◆ **Extracted entries**
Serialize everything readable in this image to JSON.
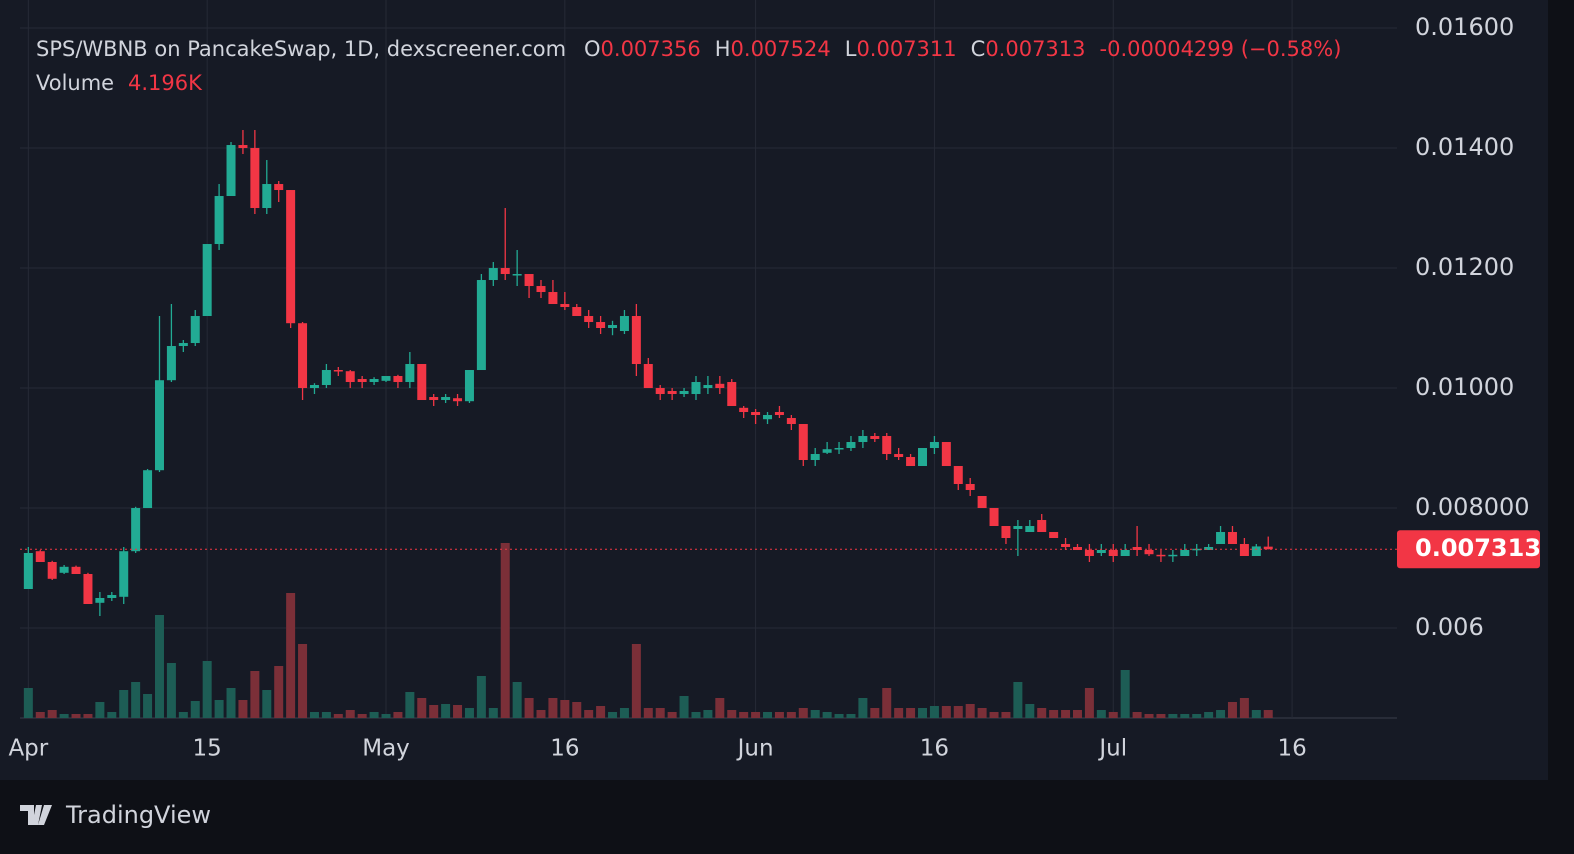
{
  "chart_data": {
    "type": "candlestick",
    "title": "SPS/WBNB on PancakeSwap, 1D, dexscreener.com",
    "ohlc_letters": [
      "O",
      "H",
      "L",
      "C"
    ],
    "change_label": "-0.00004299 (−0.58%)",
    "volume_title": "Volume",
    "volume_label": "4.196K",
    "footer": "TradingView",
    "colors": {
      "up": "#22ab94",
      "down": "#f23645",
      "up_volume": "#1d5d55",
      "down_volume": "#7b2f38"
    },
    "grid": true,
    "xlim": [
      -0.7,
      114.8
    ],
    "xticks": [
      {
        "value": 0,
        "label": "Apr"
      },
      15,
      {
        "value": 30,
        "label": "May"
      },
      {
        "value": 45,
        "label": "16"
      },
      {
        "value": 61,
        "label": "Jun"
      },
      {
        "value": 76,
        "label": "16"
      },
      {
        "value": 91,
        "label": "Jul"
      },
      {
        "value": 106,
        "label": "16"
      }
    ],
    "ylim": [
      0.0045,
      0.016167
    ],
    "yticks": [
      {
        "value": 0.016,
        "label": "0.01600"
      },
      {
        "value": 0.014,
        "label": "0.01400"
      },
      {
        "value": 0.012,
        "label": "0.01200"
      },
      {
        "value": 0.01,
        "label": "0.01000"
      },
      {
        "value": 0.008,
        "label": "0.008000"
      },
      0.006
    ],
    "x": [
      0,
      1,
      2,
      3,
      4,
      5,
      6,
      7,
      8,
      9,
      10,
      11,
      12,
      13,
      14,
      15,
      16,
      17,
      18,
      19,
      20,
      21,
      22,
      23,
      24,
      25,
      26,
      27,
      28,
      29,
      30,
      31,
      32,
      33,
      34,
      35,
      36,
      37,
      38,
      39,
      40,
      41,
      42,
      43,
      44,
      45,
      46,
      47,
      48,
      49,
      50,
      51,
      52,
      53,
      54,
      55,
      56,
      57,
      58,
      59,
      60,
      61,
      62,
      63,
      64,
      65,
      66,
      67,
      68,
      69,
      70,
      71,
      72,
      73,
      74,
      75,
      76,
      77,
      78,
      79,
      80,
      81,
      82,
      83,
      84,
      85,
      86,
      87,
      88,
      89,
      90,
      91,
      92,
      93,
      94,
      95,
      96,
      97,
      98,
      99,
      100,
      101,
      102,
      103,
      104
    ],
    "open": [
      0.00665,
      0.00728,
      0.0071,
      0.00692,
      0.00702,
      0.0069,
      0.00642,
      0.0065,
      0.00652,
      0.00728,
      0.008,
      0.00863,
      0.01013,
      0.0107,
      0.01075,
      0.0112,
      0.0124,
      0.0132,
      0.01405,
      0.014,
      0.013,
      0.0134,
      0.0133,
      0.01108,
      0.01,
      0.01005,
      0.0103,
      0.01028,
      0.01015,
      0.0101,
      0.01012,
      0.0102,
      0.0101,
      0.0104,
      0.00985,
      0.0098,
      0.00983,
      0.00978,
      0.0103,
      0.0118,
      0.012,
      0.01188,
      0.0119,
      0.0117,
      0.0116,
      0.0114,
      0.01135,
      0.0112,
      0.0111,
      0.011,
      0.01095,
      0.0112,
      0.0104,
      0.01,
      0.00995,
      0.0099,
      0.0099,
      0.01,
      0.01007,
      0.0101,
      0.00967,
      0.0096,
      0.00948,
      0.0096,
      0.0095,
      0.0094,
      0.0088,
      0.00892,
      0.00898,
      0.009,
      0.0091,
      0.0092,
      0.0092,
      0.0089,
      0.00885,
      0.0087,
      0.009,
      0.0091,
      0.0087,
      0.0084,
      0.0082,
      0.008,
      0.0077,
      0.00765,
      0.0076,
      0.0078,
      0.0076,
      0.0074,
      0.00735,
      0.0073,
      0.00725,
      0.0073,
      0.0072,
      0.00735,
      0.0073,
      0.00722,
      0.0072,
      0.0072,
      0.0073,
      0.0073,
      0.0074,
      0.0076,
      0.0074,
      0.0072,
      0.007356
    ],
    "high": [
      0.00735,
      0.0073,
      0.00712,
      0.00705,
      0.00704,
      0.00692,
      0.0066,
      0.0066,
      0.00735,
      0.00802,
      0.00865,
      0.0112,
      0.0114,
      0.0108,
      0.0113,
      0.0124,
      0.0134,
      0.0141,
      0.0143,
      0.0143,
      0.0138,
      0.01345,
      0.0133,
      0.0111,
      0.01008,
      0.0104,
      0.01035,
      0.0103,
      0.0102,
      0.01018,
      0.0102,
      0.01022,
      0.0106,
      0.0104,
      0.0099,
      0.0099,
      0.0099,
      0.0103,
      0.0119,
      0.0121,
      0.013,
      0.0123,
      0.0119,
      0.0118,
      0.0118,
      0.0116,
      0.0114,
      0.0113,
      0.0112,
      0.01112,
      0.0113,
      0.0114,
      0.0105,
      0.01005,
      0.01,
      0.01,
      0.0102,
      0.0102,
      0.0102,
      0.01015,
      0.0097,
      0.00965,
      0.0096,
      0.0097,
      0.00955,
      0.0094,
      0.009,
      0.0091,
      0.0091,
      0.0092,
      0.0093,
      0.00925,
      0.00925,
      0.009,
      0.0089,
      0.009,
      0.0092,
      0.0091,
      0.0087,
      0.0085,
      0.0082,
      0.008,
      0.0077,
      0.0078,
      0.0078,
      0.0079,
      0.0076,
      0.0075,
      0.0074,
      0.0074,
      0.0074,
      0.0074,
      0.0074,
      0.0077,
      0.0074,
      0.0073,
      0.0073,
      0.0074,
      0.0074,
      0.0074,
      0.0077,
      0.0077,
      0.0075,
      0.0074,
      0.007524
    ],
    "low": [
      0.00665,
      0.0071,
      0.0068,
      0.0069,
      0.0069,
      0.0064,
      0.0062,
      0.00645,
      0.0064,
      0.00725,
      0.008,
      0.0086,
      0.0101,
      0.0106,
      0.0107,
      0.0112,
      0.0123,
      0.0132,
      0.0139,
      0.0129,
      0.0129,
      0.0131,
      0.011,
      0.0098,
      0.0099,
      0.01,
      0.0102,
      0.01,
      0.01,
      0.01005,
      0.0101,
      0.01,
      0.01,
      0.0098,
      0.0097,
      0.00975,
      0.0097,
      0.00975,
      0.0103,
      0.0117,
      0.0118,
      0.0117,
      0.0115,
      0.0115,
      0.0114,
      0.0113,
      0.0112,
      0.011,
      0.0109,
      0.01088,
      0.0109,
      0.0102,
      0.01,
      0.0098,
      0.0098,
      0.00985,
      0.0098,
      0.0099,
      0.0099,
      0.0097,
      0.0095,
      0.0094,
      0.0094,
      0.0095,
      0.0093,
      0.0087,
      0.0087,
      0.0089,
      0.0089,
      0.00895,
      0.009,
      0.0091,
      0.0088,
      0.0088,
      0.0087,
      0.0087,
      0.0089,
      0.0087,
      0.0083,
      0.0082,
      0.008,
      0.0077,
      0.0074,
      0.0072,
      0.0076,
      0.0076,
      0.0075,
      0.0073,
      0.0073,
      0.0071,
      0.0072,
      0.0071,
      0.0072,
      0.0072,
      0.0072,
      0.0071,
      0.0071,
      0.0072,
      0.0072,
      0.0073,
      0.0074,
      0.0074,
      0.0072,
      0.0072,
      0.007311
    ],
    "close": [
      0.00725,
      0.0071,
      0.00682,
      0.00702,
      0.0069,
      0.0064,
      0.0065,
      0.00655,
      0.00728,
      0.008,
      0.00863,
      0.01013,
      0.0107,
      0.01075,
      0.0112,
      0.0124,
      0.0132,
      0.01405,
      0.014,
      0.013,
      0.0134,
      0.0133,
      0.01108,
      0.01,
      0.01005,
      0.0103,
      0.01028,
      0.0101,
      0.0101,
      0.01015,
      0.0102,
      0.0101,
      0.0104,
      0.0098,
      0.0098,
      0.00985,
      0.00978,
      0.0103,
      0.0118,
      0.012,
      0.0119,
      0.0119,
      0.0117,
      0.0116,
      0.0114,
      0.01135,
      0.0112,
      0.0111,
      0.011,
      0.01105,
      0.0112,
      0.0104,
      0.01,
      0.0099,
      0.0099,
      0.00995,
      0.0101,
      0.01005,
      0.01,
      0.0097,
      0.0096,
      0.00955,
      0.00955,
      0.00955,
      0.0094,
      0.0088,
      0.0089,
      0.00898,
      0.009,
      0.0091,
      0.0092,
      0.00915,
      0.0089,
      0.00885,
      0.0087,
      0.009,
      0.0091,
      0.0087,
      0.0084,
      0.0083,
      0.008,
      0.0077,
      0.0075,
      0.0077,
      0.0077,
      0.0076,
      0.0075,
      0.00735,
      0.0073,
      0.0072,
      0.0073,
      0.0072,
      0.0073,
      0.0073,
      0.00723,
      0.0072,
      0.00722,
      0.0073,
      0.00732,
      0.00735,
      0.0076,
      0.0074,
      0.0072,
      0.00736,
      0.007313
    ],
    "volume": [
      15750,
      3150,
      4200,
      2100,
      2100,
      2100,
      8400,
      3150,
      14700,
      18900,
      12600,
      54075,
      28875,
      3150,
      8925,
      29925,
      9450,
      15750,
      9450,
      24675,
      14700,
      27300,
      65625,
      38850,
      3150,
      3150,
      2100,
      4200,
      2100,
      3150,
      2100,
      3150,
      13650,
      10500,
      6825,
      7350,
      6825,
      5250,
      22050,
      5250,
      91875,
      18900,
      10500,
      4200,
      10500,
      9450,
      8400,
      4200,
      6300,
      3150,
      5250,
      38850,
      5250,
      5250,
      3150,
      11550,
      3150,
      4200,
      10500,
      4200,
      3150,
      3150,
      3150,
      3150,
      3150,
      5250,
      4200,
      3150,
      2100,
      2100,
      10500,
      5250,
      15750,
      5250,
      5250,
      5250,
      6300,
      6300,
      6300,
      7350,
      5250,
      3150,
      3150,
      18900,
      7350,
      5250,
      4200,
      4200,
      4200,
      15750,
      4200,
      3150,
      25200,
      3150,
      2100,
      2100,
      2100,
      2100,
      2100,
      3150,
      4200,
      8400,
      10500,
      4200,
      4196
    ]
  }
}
---
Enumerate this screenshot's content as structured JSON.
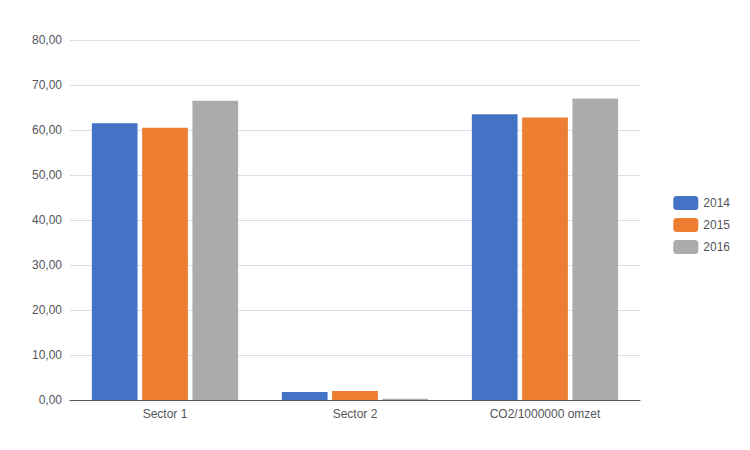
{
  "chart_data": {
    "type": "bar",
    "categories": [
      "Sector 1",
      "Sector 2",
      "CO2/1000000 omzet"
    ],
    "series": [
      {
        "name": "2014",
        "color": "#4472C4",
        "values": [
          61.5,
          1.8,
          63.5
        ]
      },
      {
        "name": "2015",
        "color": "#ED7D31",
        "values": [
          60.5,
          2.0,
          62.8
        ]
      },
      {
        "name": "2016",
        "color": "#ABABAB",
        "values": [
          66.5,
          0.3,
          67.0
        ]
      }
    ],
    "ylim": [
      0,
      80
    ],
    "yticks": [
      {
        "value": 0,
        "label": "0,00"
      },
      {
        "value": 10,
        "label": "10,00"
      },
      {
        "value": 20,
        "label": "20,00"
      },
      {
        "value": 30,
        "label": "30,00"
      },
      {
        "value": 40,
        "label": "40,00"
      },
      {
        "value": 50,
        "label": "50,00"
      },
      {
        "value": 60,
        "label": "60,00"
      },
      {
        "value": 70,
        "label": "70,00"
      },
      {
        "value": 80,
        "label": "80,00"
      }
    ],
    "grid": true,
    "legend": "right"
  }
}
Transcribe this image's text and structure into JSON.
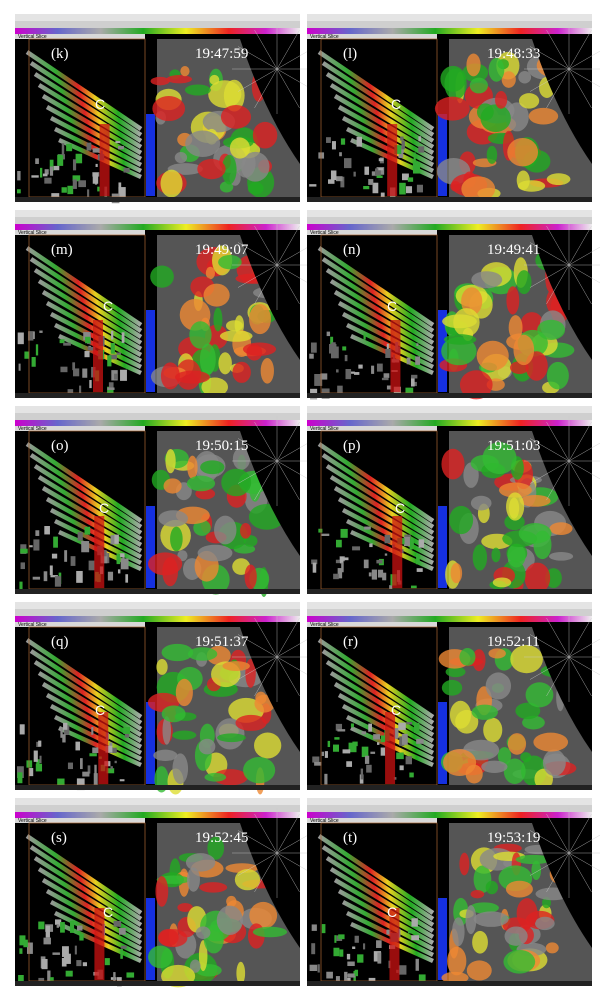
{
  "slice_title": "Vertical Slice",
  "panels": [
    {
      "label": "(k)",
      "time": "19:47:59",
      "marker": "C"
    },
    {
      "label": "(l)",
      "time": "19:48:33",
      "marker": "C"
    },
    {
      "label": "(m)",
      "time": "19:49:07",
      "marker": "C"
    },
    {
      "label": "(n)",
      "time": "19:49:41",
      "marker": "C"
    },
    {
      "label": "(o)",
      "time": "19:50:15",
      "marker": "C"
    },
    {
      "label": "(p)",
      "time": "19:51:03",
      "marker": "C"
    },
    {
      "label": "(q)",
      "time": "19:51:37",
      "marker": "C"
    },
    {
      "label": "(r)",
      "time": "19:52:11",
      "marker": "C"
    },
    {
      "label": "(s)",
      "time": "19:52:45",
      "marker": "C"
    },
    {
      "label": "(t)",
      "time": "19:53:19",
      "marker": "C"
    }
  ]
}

◆ **Task goal**
Sift through the entries and copy every line with "this".

◆ **Reply**
Serialize everything readable in this image to JSON.
Enumerate this screenshot's content as structured JSON.
Transcribe this image's text and structure into JSON.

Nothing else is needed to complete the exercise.